Objective:
Tell how many lines include the string "JSON". Answer with a single number.

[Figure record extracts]
** START **
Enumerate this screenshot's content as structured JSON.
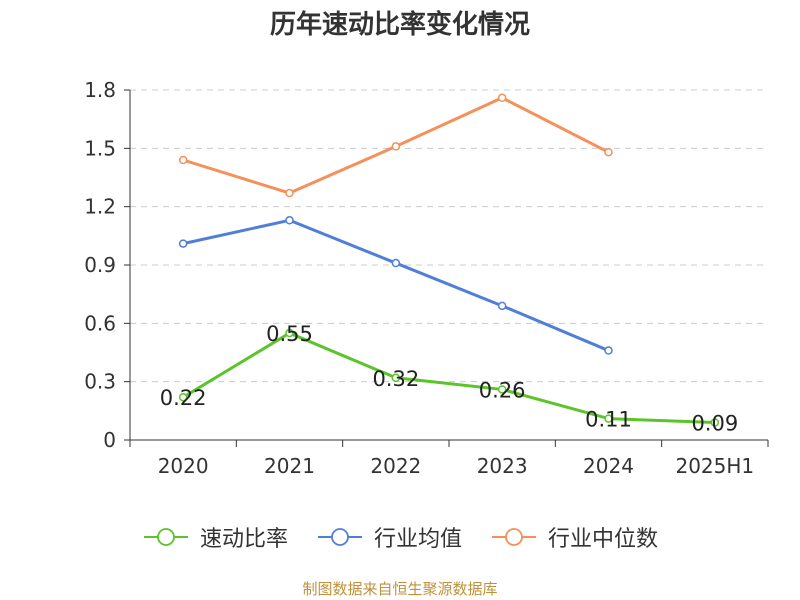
{
  "title": "历年速动比率变化情况",
  "footer": "制图数据来自恒生聚源数据库",
  "chart_data": {
    "type": "line",
    "title": "历年速动比率变化情况",
    "categories": [
      "2020",
      "2021",
      "2022",
      "2023",
      "2024",
      "2025H1"
    ],
    "ylim": [
      0,
      1.8
    ],
    "yticks": [
      "0",
      "0.3",
      "0.6",
      "0.9",
      "1.2",
      "1.5",
      "1.8"
    ],
    "grid": true,
    "legend_position": "bottom",
    "series": [
      {
        "name": "速动比率",
        "color": "#5cc42b",
        "values": [
          0.22,
          0.55,
          0.32,
          0.26,
          0.11,
          0.09
        ],
        "labels": [
          "0.22",
          "0.55",
          "0.32",
          "0.26",
          "0.11",
          "0.09"
        ]
      },
      {
        "name": "行业均值",
        "color": "#4f7fd9",
        "values": [
          1.01,
          1.13,
          0.91,
          0.69,
          0.46,
          null
        ]
      },
      {
        "name": "行业中位数",
        "color": "#f5905a",
        "values": [
          1.44,
          1.27,
          1.51,
          1.76,
          1.48,
          null
        ]
      }
    ]
  }
}
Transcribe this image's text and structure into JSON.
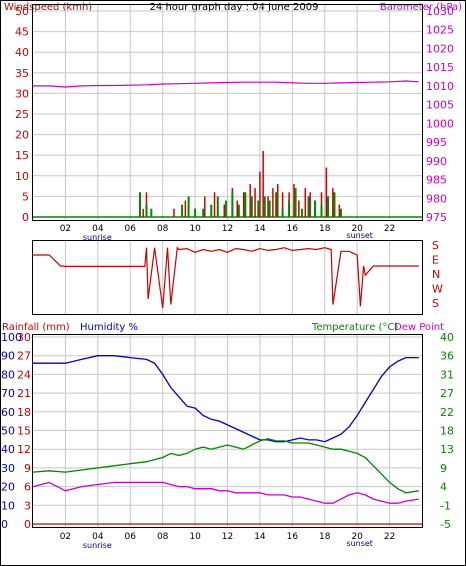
{
  "top": {
    "title": "24 hour graph day : 04 June 2009",
    "left_axis_label": "Windspeed (kmh)",
    "right_axis_label": "Barometer (hPa)",
    "left_ticks": [
      0,
      5,
      10,
      15,
      20,
      25,
      30,
      35,
      40,
      45,
      50
    ],
    "right_ticks": [
      975,
      980,
      985,
      990,
      995,
      1000,
      1005,
      1010,
      1015,
      1020,
      1025,
      1030
    ],
    "x_ticks": [
      "02",
      "04",
      "06",
      "08",
      "10",
      "12",
      "14",
      "16",
      "18",
      "20",
      "22"
    ],
    "sunrise_label": "sunrise",
    "sunset_label": "sunset"
  },
  "direction": {
    "labels": [
      "S",
      "E",
      "N",
      "W",
      "S"
    ]
  },
  "bottom": {
    "label_rain": "Rainfall (mm)",
    "label_humidity": "Humidity %",
    "label_temp": "Temperature (°C)",
    "label_dew": "Dew Point",
    "rain_ticks": [
      0,
      3,
      6,
      9,
      12,
      15,
      18,
      21,
      24,
      27,
      30
    ],
    "humidity_ticks": [
      0,
      10,
      20,
      30,
      40,
      50,
      60,
      70,
      80,
      90,
      100
    ],
    "temp_ticks": [
      "-5",
      "-1",
      "4",
      "9",
      "13",
      "18",
      "22",
      "27",
      "31",
      "36",
      "40"
    ],
    "x_ticks": [
      "02",
      "04",
      "06",
      "08",
      "10",
      "12",
      "14",
      "16",
      "18",
      "20",
      "22"
    ],
    "sunrise_label": "sunrise",
    "sunset_label": "sunset"
  },
  "colors": {
    "wind": "#cc0000",
    "wind_avg": "#008800",
    "gust_detail": "#0000cc",
    "baro": "#cc00cc",
    "humidity": "#0000cc",
    "temp": "#008800",
    "dew": "#cc00cc",
    "rain": "#cc0000",
    "grid": "#c8c8c8",
    "blue_text": "#000099"
  },
  "chart_data": [
    {
      "type": "line",
      "title": "24 hour graph day : 04 June 2009",
      "x_unit": "hour",
      "xlim": [
        0,
        24
      ],
      "series": [
        {
          "name": "Barometer (hPa)",
          "axis": "right",
          "ylim": [
            975,
            1030
          ],
          "x": [
            0,
            1,
            2,
            3,
            4,
            5,
            6,
            7,
            8,
            9,
            10,
            11,
            12,
            13,
            14,
            15,
            16,
            17,
            18,
            19,
            20,
            21,
            22,
            23,
            23.8
          ],
          "values": [
            1010,
            1010,
            1009.7,
            1010,
            1010.1,
            1010.1,
            1010.2,
            1010.3,
            1010.5,
            1010.6,
            1010.7,
            1010.8,
            1010.9,
            1011,
            1011,
            1011,
            1010.8,
            1010.7,
            1010.7,
            1010.8,
            1010.9,
            1011,
            1011.1,
            1011.3,
            1011.1
          ]
        }
      ]
    },
    {
      "type": "bar",
      "x_unit": "hour",
      "xlim": [
        0,
        24
      ],
      "ylim": [
        0,
        50
      ],
      "series": [
        {
          "name": "Windspeed (kmh)",
          "axis": "left",
          "x": [
            6.8,
            7.0,
            8.7,
            9.4,
            10.0,
            10.6,
            11.2,
            11.8,
            12.3,
            12.6,
            13.0,
            13.4,
            13.7,
            14.0,
            14.2,
            14.5,
            14.8,
            15.1,
            15.4,
            15.8,
            16.1,
            16.4,
            16.8,
            17.1,
            17.4,
            17.8,
            18.1,
            18.5,
            18.9
          ],
          "values": [
            2,
            6,
            2,
            4,
            2,
            5,
            6,
            3,
            7,
            4,
            6,
            8,
            7,
            11,
            16,
            5,
            7,
            8,
            6,
            6,
            8,
            4,
            7,
            6,
            4,
            6,
            12,
            7,
            3
          ]
        },
        {
          "name": "wind_average",
          "axis": "left",
          "x": [
            6.6,
            7.0,
            7.3,
            9.2,
            9.6,
            10.0,
            10.5,
            11.0,
            11.4,
            11.9,
            12.3,
            12.7,
            13.1,
            13.5,
            13.9,
            14.3,
            14.6,
            15.0,
            15.4,
            15.8,
            16.2,
            16.6,
            17.0,
            17.4,
            17.8,
            18.2,
            18.6,
            19.0
          ],
          "values": [
            6,
            3,
            2,
            3,
            5,
            2,
            2,
            3,
            5,
            4,
            6,
            3,
            6,
            5,
            4,
            5,
            4,
            6,
            2,
            4,
            7,
            2,
            5,
            4,
            3,
            5,
            6,
            2
          ]
        }
      ]
    },
    {
      "type": "line",
      "x_unit": "hour",
      "xlim": [
        0,
        24
      ],
      "ylim": [
        0,
        360
      ],
      "series": [
        {
          "name": "wind_direction",
          "x": [
            0,
            1,
            1.7,
            2,
            3,
            4,
            5,
            6,
            6.5,
            6.9,
            7.0,
            7.1,
            7.5,
            8,
            8.3,
            8.5,
            8.9,
            9,
            9.5,
            10,
            10.5,
            11,
            11.5,
            12,
            12.5,
            13,
            13.5,
            14,
            14.5,
            15,
            15.5,
            16,
            16.5,
            17,
            17.5,
            18,
            18.4,
            18.5,
            19,
            19.5,
            20,
            20.2,
            20.4,
            20.5,
            21,
            22,
            23,
            23.8
          ],
          "values": [
            60,
            60,
            120,
            122,
            122,
            122,
            122,
            122,
            122,
            122,
            20,
            300,
            20,
            350,
            20,
            330,
            20,
            30,
            25,
            45,
            30,
            40,
            30,
            45,
            25,
            30,
            40,
            25,
            35,
            30,
            20,
            35,
            30,
            25,
            30,
            20,
            30,
            330,
            40,
            40,
            60,
            340,
            120,
            170,
            120,
            120,
            120,
            120
          ]
        }
      ]
    },
    {
      "type": "line",
      "x_unit": "hour",
      "xlim": [
        0,
        24
      ],
      "series": [
        {
          "name": "Humidity %",
          "axis": "left",
          "ylim": [
            0,
            100
          ],
          "x": [
            0,
            1,
            2,
            3,
            4,
            5,
            6,
            7,
            7.5,
            8,
            8.5,
            9,
            9.5,
            10,
            10.5,
            11,
            11.5,
            12,
            12.5,
            13,
            13.5,
            14,
            14.5,
            15,
            15.5,
            16,
            16.5,
            17,
            17.5,
            18,
            18.5,
            19,
            19.5,
            20,
            20.5,
            21,
            21.5,
            22,
            22.5,
            23,
            23.8
          ],
          "values": [
            86,
            86,
            86,
            88,
            90,
            90,
            89,
            88,
            86,
            80,
            73,
            68,
            63,
            62,
            58,
            56,
            55,
            53,
            51,
            49,
            47,
            45,
            45,
            44,
            44,
            45,
            46,
            45,
            45,
            44,
            46,
            48,
            52,
            58,
            65,
            72,
            79,
            84,
            87,
            89,
            89
          ]
        },
        {
          "name": "Temperature (°C)",
          "axis": "right",
          "ylim": [
            -5,
            40
          ],
          "x": [
            0,
            1,
            2,
            3,
            4,
            5,
            6,
            7,
            7.5,
            8,
            8.5,
            9,
            9.5,
            10,
            10.5,
            11,
            11.5,
            12,
            12.5,
            13,
            13.5,
            14,
            14.5,
            15,
            15.5,
            16,
            16.5,
            17,
            17.5,
            18,
            18.5,
            19,
            19.5,
            20,
            20.5,
            21,
            21.5,
            22,
            22.5,
            23,
            23.8
          ],
          "values": [
            7.5,
            7.8,
            7.5,
            8,
            8.5,
            9,
            9.5,
            10,
            10.5,
            11,
            12,
            11.5,
            12,
            13,
            13.5,
            13,
            13.5,
            14,
            13.5,
            13,
            14,
            15,
            15.5,
            15,
            15,
            14.5,
            14.5,
            14.5,
            14,
            13.5,
            13,
            13,
            12.5,
            12,
            11,
            9,
            7,
            5,
            3.5,
            2.5,
            3
          ]
        },
        {
          "name": "Dew Point",
          "axis": "right",
          "ylim": [
            -5,
            40
          ],
          "x": [
            0,
            1,
            2,
            3,
            4,
            5,
            6,
            7,
            7.5,
            8,
            8.5,
            9,
            9.5,
            10,
            10.5,
            11,
            11.5,
            12,
            12.5,
            13,
            13.5,
            14,
            14.5,
            15,
            15.5,
            16,
            16.5,
            17,
            17.5,
            18,
            18.5,
            19,
            19.5,
            20,
            20.5,
            21,
            21.5,
            22,
            22.5,
            23,
            23.8
          ],
          "values": [
            4,
            5,
            3,
            4,
            4.5,
            5,
            5,
            5,
            5,
            5,
            4.5,
            4,
            4,
            3.5,
            3.5,
            3.5,
            3,
            3,
            2.5,
            2.5,
            2.5,
            2.5,
            2,
            2,
            2,
            1.5,
            1.5,
            1,
            0.5,
            0,
            0,
            1,
            2,
            2.5,
            2,
            1,
            0.5,
            0,
            0,
            0.5,
            1
          ]
        },
        {
          "name": "Rainfall (mm)",
          "axis": "left2",
          "ylim": [
            0,
            30
          ],
          "x": [
            0,
            23.8
          ],
          "values": [
            0,
            0
          ]
        }
      ]
    }
  ]
}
** END **
The output:
2